**Written request:** All entries are to be given again verbatim.

**Stored data entries:**
------------------------

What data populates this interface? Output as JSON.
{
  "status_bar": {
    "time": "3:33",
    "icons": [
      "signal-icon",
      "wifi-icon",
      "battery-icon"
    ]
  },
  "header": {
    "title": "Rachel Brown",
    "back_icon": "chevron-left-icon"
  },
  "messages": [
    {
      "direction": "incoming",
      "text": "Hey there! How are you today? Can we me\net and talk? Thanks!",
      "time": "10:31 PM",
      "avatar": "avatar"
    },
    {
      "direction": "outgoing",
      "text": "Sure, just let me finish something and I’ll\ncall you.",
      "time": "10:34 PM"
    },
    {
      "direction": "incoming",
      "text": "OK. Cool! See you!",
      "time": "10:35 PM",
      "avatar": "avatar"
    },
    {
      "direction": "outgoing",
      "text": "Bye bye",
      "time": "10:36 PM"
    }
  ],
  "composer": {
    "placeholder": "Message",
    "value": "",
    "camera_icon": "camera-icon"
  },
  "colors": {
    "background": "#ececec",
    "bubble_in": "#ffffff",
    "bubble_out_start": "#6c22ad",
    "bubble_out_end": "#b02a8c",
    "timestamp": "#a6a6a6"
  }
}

------------------------

**Exercise solution:**
What data populates this interface? Output as JSON.
{
  "status_bar": {
    "time": "3:33",
    "icons": [
      "signal-icon",
      "wifi-icon",
      "battery-icon"
    ]
  },
  "header": {
    "title": "Rachel Brown",
    "back_icon": "chevron-left-icon"
  },
  "messages": [
    {
      "direction": "incoming",
      "text": "Hey there! How are you today? Can we me\net and talk? Thanks!",
      "time": "10:31 PM",
      "avatar": "avatar"
    },
    {
      "direction": "outgoing",
      "text": "Sure, just let me finish something and I’ll\ncall you.",
      "time": "10:34 PM"
    },
    {
      "direction": "incoming",
      "text": "OK. Cool! See you!",
      "time": "10:35 PM",
      "avatar": "avatar"
    },
    {
      "direction": "outgoing",
      "text": "Bye bye",
      "time": "10:36 PM"
    }
  ],
  "composer": {
    "placeholder": "Message",
    "value": "",
    "camera_icon": "camera-icon"
  },
  "colors": {
    "background": "#ececec",
    "bubble_in": "#ffffff",
    "bubble_out_start": "#6c22ad",
    "bubble_out_end": "#b02a8c",
    "timestamp": "#a6a6a6"
  }
}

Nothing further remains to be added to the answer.